INSTRUCTIONS FOR THE TASK = Format every line of the listing below as a Markdown table with the columns "Row" and "Line," where "Row" holds the line's sequence number and "Line" holds its text. Leave out any blank lines.
-- Begin RECORDS PROVIDED --
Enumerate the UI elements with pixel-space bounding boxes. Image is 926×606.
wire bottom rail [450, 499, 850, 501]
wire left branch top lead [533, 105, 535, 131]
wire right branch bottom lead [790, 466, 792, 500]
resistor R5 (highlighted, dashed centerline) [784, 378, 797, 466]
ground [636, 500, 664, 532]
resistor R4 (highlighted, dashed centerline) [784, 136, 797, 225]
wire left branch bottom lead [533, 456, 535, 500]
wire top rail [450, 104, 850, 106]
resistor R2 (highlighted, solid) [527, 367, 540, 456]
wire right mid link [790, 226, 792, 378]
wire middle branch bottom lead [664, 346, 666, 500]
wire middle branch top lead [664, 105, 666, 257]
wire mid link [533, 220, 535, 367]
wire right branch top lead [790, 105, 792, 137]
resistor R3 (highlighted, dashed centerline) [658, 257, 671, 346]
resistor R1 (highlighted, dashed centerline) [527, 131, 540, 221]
-- End RECORDS PROVIDED --
RESULT FOR THIS EXERCISE =
| Row | Line |
|---|---|
| 1 | Enumerate the UI elements with pixel-space bounding boxes. Image is 926×606. |
| 2 | wire bottom rail [450, 499, 850, 501] |
| 3 | wire left branch top lead [533, 105, 535, 131] |
| 4 | wire right branch bottom lead [790, 466, 792, 500] |
| 5 | resistor R5 (highlighted, dashed centerline) [784, 378, 797, 466] |
| 6 | ground [636, 500, 664, 532] |
| 7 | resistor R4 (highlighted, dashed centerline) [784, 136, 797, 225] |
| 8 | wire left branch bottom lead [533, 456, 535, 500] |
| 9 | wire top rail [450, 104, 850, 106] |
| 10 | resistor R2 (highlighted, solid) [527, 367, 540, 456] |
| 11 | wire right mid link [790, 226, 792, 378] |
| 12 | wire middle branch bottom lead [664, 346, 666, 500] |
| 13 | wire middle branch top lead [664, 105, 666, 257] |
| 14 | wire mid link [533, 220, 535, 367] |
| 15 | wire right branch top lead [790, 105, 792, 137] |
| 16 | resistor R3 (highlighted, dashed centerline) [658, 257, 671, 346] |
| 17 | resistor R1 (highlighted, dashed centerline) [527, 131, 540, 221] |